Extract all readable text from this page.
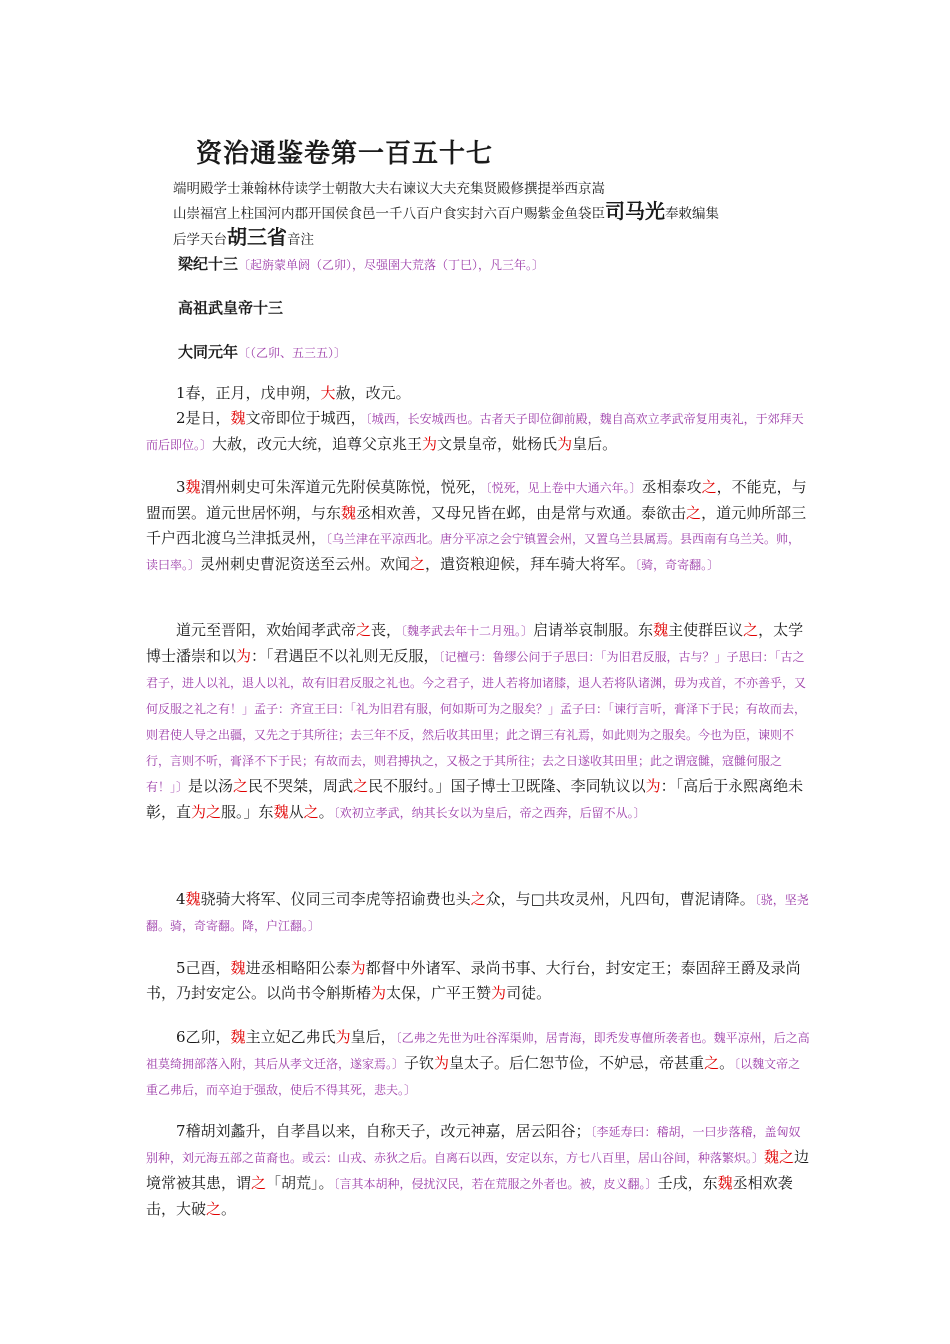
资治通鉴卷第一百五十七
端明殿学士兼翰林侍读学士朝散大夫右谏议大夫充集贤殿修撰提举西京嵩
山崇福宫上柱国河内郡开国侯食邑一千八百户食实封六百户赐紫金鱼袋臣司马光奉敕编集
后学天台胡三省音注
梁纪十三〔起旃蒙单阏（乙卯），尽强圉大荒落（丁巳），凡三年。〕
高祖武皇帝十三
大同元年〔（乙卯、五三五）〕

1春，正月，戊申朔，大赦，改元。

2是日，魏文帝即位于城西，〔城西，长安城西也。古者天子即位御前殿，魏自高欢立孝武帝复用夷礼，于郊拜天而后即位。〕大赦，改元大统，追尊父京兆王为文景皇帝，妣杨氏为皇后。

3魏渭州刺史可朱浑道元先附侯莫陈悦，悦死，〔悦死，见上卷中大通六年。〕丞相泰攻之，不能克，与盟而罢。道元世居怀朔，与东魏丞相欢善，又母兄皆在邺，由是常与欢通。泰欲击之，道元帅所部三千户西北渡乌兰津抵灵州，〔乌兰津在平凉西北。唐分平凉之会宁镇置会州，又置乌兰县属焉。县西南有乌兰关。帅，读曰率。〕灵州刺史曹泥资送至云州。欢闻之，遣资粮迎候，拜车骑大将军。〔骑，奇寄翻。〕

道元至晋阳，欢始闻孝武帝之丧，〔魏孝武去年十二月殂。〕启请举哀制服。东魏主使群臣议之，太学博士潘崇和以为：「君遇臣不以礼则无反服，〔记檀弓：鲁缪公问于子思曰：「为旧君反服，古与？」子思曰：「古之君子，进人以礼，退人以礼，故有旧君反服之礼也。今之君子，进人若将加诸膝，退人若将队诸渊，毋为戎首，不亦善乎，又何反服之礼之有！」孟子：齐宣王曰：「礼为旧君有服，何如斯可为之服矣？」孟子曰：「谏行言听，膏泽下于民；有故而去，则君使人导之出疆，又先之于其所往；去三年不反，然后收其田里；此之谓三有礼焉，如此则为之服矣。今也为臣，谏则不行，言则不听，膏泽不下于民；有故而去，则君搏执之，又极之于其所往；去之日遂收其田里；此之谓寇雠，寇雠何服之有！」〕是以汤之民不哭桀，周武之民不服纣。」国子博士卫既隆、李同轨议以为：「高后于永熙离绝未彰，直为之服。」东魏从之。〔欢初立孝武，纳其长女以为皇后，帝之西奔，后留不从。〕

4魏骁骑大将军、仪同三司李虎等招谕费也头之众，与□共攻灵州，凡四旬，曹泥请降。〔骁，坚尧翻。骑，奇寄翻。降，户江翻。〕

5己酉，魏进丞相略阳公泰为都督中外诸军、录尚书事、大行台，封安定王；泰固辞王爵及录尚书，乃封安定公。以尚书令斛斯椿为太保，广平王赞为司徒。

6乙卯，魏主立妃乙弗氏为皇后，〔乙弗之先世为吐谷浑渠帅，居青海，即秃发専儃所袭者也。魏平凉州，后之高祖莫绮拥部落入附，其后从孝文迁洛，遂家焉。〕子钦为皇太子。后仁恕节俭，不妒忌，帝甚重之。〔以魏文帝之重乙弗后，而卒迫于强敌，使后不得其死，悲夫。〕

7稽胡刘蠡升，自孝昌以来，自称天子，改元神嘉，居云阳谷；〔李延寿曰：稽胡，一曰步落稽，盖匈奴别种，刘元海五部之苗裔也。或云：山戎、赤狄之后。自离石以西，安定以东，方七八百里，居山谷间，种落繁炽。〕魏之边境常被其患，谓之「胡荒」。〔言其本胡种，侵扰汉民，若在荒服之外者也。被，皮义翻。〕壬戌，东魏丞相欢袭击，大破之。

__Written task__
Without including any pictures, print each record exactly.

__Full output__
Extract all readable text from this page.
资治通鉴卷第一百五十七
端明殿学士兼翰林侍读学士朝散大夫右谏议大夫充集贤殿修撰提举西京嵩
山崇福宫上柱国河内郡开国侯食邑一千八百户食实封六百户赐紫金鱼袋臣司马光奉敕编集
后学天台胡三省音注
梁纪十三〔起旃蒙单阏（乙卯），尽强圉大荒落（丁巳），凡三年。〕
高祖武皇帝十三
大同元年〔（乙卯、五三五）〕

1春，正月，戊申朔，大赦，改元。

2是日，魏文帝即位于城西，〔城西，长安城西也。古者天子即位御前殿，魏自高欢立孝武帝复用夷礼，于郊拜天而后即位。〕大赦，改元大统，追尊父京兆王为文景皇帝，妣杨氏为皇后。

3魏渭州刺史可朱浑道元先附侯莫陈悦，悦死，〔悦死，见上卷中大通六年。〕丞相泰攻之，不能克，与盟而罢。道元世居怀朔，与东魏丞相欢善，又母兄皆在邺，由是常与欢通。泰欲击之，道元帅所部三千户西北渡乌兰津抵灵州，〔乌兰津在平凉西北。唐分平凉之会宁镇置会州，又置乌兰县属焉。县西南有乌兰关。帅，读曰率。〕灵州刺史曹泥资送至云州。欢闻之，遣资粮迎候，拜车骑大将军。〔骑，奇寄翻。〕

道元至晋阳，欢始闻孝武帝之丧，〔魏孝武去年十二月殂。〕启请举哀制服。东魏主使群臣议之，太学博士潘崇和以为：「君遇臣不以礼则无反服，〔记檀弓：鲁缪公问于子思曰：「为旧君反服，古与？」子思曰：「古之君子，进人以礼，退人以礼，故有旧君反服之礼也。今之君子，进人若将加诸膝，退人若将队诸渊，毋为戎首，不亦善乎，又何反服之礼之有！」孟子：齐宣王曰：「礼为旧君有服，何如斯可为之服矣？」孟子曰：「谏行言听，膏泽下于民；有故而去，则君使人导之出疆，又先之于其所往；去三年不反，然后收其田里；此之谓三有礼焉，如此则为之服矣。今也为臣，谏则不行，言则不听，膏泽不下于民；有故而去，则君搏执之，又极之于其所往；去之日遂收其田里；此之谓寇雠，寇雠何服之有！」〕是以汤之民不哭桀，周武之民不服纣。」国子博士卫既隆、李同轨议以为：「高后于永熙离绝未彰，直为之服。」东魏从之。〔欢初立孝武，纳其长女以为皇后，帝之西奔，后留不从。〕

4魏骁骑大将军、仪同三司李虎等招谕费也头之众，与□共攻灵州，凡四旬，曹泥请降。〔骁，坚尧翻。骑，奇寄翻。降，户江翻。〕

5己酉，魏进丞相略阳公泰为都督中外诸军、录尚书事、大行台，封安定王；泰固辞王爵及录尚书，乃封安定公。以尚书令斛斯椿为太保，广平王赞为司徒。

6乙卯，魏主立妃乙弗氏为皇后，〔乙弗之先世为吐谷浑渠帅，居青海，即秃发専儃所袭者也。魏平凉州，后之高祖莫绮拥部落入附，其后从孝文迁洛，遂家焉。〕子钦为皇太子。后仁恕节俭，不妒忌，帝甚重之。〔以魏文帝之重乙弗后，而卒迫于强敌，使后不得其死，悲夫。〕

7稽胡刘蠡升，自孝昌以来，自称天子，改元神嘉，居云阳谷；〔李延寿曰：稽胡，一曰步落稽，盖匈奴别种，刘元海五部之苗裔也。或云：山戎、赤狄之后。自离石以西，安定以东，方七八百里，居山谷间，种落繁炽。〕魏之边境常被其患，谓之「胡荒」。〔言其本胡种，侵扰汉民，若在荒服之外者也。被，皮义翻。〕壬戌，东魏丞相欢袭击，大破之。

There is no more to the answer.